WHAT YOU WILL DO —
Below is a set of records; print all of them exactly as written.

==== SOURCE RECORDS ====

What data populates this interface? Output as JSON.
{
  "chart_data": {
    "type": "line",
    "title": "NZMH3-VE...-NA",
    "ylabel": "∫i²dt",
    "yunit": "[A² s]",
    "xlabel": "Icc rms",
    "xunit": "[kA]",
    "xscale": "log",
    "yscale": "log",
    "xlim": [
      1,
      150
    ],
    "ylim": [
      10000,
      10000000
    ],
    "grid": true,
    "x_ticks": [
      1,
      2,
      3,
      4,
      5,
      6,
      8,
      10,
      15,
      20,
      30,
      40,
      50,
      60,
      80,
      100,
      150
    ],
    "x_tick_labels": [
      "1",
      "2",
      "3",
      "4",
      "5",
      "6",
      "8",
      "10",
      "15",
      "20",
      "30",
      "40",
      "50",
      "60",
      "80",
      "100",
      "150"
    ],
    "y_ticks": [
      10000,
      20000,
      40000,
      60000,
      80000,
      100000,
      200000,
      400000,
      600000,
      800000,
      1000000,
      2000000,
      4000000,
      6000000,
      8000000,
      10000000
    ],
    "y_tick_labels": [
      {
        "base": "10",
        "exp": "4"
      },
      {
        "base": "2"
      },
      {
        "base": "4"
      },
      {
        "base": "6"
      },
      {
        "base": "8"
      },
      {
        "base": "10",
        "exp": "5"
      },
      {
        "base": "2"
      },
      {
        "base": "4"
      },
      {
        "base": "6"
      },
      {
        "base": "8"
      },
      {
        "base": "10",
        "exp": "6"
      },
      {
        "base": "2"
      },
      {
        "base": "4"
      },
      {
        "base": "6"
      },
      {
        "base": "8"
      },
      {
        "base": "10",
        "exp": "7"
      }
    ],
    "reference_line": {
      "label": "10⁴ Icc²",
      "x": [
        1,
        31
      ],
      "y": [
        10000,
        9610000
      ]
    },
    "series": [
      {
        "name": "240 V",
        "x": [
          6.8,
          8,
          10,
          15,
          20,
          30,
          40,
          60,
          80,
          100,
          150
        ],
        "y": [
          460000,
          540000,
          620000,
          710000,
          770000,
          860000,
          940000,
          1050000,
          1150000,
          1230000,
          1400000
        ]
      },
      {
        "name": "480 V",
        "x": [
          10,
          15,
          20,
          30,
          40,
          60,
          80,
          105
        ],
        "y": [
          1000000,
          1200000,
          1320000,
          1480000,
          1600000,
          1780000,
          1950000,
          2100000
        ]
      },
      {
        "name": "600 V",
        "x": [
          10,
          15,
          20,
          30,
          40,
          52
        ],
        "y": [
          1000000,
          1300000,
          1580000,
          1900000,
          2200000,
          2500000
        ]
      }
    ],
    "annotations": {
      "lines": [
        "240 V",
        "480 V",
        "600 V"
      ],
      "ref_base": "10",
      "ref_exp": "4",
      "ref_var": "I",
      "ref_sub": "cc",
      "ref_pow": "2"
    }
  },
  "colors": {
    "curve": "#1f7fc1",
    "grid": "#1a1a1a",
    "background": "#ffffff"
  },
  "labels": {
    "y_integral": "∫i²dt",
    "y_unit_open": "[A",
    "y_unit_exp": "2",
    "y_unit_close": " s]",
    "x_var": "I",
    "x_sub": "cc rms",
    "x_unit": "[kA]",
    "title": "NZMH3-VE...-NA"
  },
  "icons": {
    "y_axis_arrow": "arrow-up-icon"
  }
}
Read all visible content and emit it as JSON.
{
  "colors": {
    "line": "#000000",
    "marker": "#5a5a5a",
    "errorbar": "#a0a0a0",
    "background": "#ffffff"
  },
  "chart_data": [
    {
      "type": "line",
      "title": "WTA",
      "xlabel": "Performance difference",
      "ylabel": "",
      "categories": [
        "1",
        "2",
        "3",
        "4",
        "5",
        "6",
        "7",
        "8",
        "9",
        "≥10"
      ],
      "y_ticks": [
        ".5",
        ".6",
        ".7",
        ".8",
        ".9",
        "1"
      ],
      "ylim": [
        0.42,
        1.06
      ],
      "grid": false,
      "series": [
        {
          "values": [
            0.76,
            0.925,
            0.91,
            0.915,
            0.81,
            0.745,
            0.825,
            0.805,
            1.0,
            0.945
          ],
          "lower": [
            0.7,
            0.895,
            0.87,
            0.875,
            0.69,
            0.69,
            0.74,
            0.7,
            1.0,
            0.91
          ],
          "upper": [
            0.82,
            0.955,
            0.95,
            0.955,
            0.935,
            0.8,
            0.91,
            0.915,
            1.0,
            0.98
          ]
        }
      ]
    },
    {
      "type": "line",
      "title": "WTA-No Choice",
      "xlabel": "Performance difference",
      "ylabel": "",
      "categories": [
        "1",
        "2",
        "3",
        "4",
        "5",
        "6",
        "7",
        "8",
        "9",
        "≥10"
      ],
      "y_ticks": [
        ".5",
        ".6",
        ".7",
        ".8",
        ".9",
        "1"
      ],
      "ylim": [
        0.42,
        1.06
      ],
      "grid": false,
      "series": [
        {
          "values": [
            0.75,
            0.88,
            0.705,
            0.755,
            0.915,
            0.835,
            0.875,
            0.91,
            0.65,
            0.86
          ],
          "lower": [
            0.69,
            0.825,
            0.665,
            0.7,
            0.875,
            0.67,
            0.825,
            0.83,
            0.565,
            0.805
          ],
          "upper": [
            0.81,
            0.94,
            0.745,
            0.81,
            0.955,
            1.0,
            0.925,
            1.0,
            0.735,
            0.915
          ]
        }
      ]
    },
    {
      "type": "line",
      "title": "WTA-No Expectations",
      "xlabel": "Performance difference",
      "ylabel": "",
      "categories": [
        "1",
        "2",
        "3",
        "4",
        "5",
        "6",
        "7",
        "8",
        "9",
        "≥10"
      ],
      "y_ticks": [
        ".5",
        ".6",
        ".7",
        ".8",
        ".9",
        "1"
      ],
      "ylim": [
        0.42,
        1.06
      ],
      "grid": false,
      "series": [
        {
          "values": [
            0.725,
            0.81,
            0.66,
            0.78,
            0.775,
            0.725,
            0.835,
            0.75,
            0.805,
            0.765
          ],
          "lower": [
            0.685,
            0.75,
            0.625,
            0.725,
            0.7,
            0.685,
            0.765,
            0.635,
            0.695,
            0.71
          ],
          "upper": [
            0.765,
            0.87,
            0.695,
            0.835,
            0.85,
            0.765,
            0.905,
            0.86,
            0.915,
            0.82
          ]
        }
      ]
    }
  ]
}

====

RESULT OF THIS EXERCISE —
What data populates this interface? Output as JSON.
{
  "chart_data": {
    "type": "line",
    "title": "NZMH3-VE...-NA",
    "ylabel": "∫i²dt",
    "yunit": "[A² s]",
    "xlabel": "Icc rms",
    "xunit": "[kA]",
    "xscale": "log",
    "yscale": "log",
    "xlim": [
      1,
      150
    ],
    "ylim": [
      10000,
      10000000
    ],
    "grid": true,
    "x_ticks": [
      1,
      2,
      3,
      4,
      5,
      6,
      8,
      10,
      15,
      20,
      30,
      40,
      50,
      60,
      80,
      100,
      150
    ],
    "x_tick_labels": [
      "1",
      "2",
      "3",
      "4",
      "5",
      "6",
      "8",
      "10",
      "15",
      "20",
      "30",
      "40",
      "50",
      "60",
      "80",
      "100",
      "150"
    ],
    "y_ticks": [
      10000,
      20000,
      40000,
      60000,
      80000,
      100000,
      200000,
      400000,
      600000,
      800000,
      1000000,
      2000000,
      4000000,
      6000000,
      8000000,
      10000000
    ],
    "y_tick_labels": [
      {
        "base": "10",
        "exp": "4"
      },
      {
        "base": "2"
      },
      {
        "base": "4"
      },
      {
        "base": "6"
      },
      {
        "base": "8"
      },
      {
        "base": "10",
        "exp": "5"
      },
      {
        "base": "2"
      },
      {
        "base": "4"
      },
      {
        "base": "6"
      },
      {
        "base": "8"
      },
      {
        "base": "10",
        "exp": "6"
      },
      {
        "base": "2"
      },
      {
        "base": "4"
      },
      {
        "base": "6"
      },
      {
        "base": "8"
      },
      {
        "base": "10",
        "exp": "7"
      }
    ],
    "reference_line": {
      "label": "10⁴ Icc²",
      "x": [
        1,
        31
      ],
      "y": [
        10000,
        9610000
      ]
    },
    "series": [
      {
        "name": "240 V",
        "x": [
          6.8,
          8,
          10,
          15,
          20,
          30,
          40,
          60,
          80,
          100,
          150
        ],
        "y": [
          460000,
          540000,
          620000,
          710000,
          770000,
          860000,
          940000,
          1050000,
          1150000,
          1230000,
          1400000
        ]
      },
      {
        "name": "480 V",
        "x": [
          10,
          15,
          20,
          30,
          40,
          60,
          80,
          105
        ],
        "y": [
          1000000,
          1200000,
          1320000,
          1480000,
          1600000,
          1780000,
          1950000,
          2100000
        ]
      },
      {
        "name": "600 V",
        "x": [
          10,
          15,
          20,
          30,
          40,
          52
        ],
        "y": [
          1000000,
          1300000,
          1580000,
          1900000,
          2200000,
          2500000
        ]
      }
    ],
    "annotations": {
      "lines": [
        "240 V",
        "480 V",
        "600 V"
      ],
      "ref_base": "10",
      "ref_exp": "4",
      "ref_var": "I",
      "ref_sub": "cc",
      "ref_pow": "2"
    }
  },
  "colors": {
    "curve": "#1f7fc1",
    "grid": "#1a1a1a",
    "background": "#ffffff"
  },
  "labels": {
    "y_integral": "∫i²dt",
    "y_unit_open": "[A",
    "y_unit_exp": "2",
    "y_unit_close": " s]",
    "x_var": "I",
    "x_sub": "cc rms",
    "x_unit": "[kA]",
    "title": "NZMH3-VE...-NA"
  },
  "icons": {
    "y_axis_arrow": "arrow-up-icon"
  }
}
Read all visible content and emit it as JSON.
{
  "colors": {
    "line": "#000000",
    "marker": "#5a5a5a",
    "errorbar": "#a0a0a0",
    "background": "#ffffff"
  },
  "chart_data": [
    {
      "type": "line",
      "title": "WTA",
      "xlabel": "Performance difference",
      "ylabel": "",
      "categories": [
        "1",
        "2",
        "3",
        "4",
        "5",
        "6",
        "7",
        "8",
        "9",
        "≥10"
      ],
      "y_ticks": [
        ".5",
        ".6",
        ".7",
        ".8",
        ".9",
        "1"
      ],
      "ylim": [
        0.42,
        1.06
      ],
      "grid": false,
      "series": [
        {
          "values": [
            0.76,
            0.925,
            0.91,
            0.915,
            0.81,
            0.745,
            0.825,
            0.805,
            1.0,
            0.945
          ],
          "lower": [
            0.7,
            0.895,
            0.87,
            0.875,
            0.69,
            0.69,
            0.74,
            0.7,
            1.0,
            0.91
          ],
          "upper": [
            0.82,
            0.955,
            0.95,
            0.955,
            0.935,
            0.8,
            0.91,
            0.915,
            1.0,
            0.98
          ]
        }
      ]
    },
    {
      "type": "line",
      "title": "WTA-No Choice",
      "xlabel": "Performance difference",
      "ylabel": "",
      "categories": [
        "1",
        "2",
        "3",
        "4",
        "5",
        "6",
        "7",
        "8",
        "9",
        "≥10"
      ],
      "y_ticks": [
        ".5",
        ".6",
        ".7",
        ".8",
        ".9",
        "1"
      ],
      "ylim": [
        0.42,
        1.06
      ],
      "grid": false,
      "series": [
        {
          "values": [
            0.75,
            0.88,
            0.705,
            0.755,
            0.915,
            0.835,
            0.875,
            0.91,
            0.65,
            0.86
          ],
          "lower": [
            0.69,
            0.825,
            0.665,
            0.7,
            0.875,
            0.67,
            0.825,
            0.83,
            0.565,
            0.805
          ],
          "upper": [
            0.81,
            0.94,
            0.745,
            0.81,
            0.955,
            1.0,
            0.925,
            1.0,
            0.735,
            0.915
          ]
        }
      ]
    },
    {
      "type": "line",
      "title": "WTA-No Expectations",
      "xlabel": "Performance difference",
      "ylabel": "",
      "categories": [
        "1",
        "2",
        "3",
        "4",
        "5",
        "6",
        "7",
        "8",
        "9",
        "≥10"
      ],
      "y_ticks": [
        ".5",
        ".6",
        ".7",
        ".8",
        ".9",
        "1"
      ],
      "ylim": [
        0.42,
        1.06
      ],
      "grid": false,
      "series": [
        {
          "values": [
            0.725,
            0.81,
            0.66,
            0.78,
            0.775,
            0.725,
            0.835,
            0.75,
            0.805,
            0.765
          ],
          "lower": [
            0.685,
            0.75,
            0.625,
            0.725,
            0.7,
            0.685,
            0.765,
            0.635,
            0.695,
            0.71
          ],
          "upper": [
            0.765,
            0.87,
            0.695,
            0.835,
            0.85,
            0.765,
            0.905,
            0.86,
            0.915,
            0.82
          ]
        }
      ]
    }
  ]
}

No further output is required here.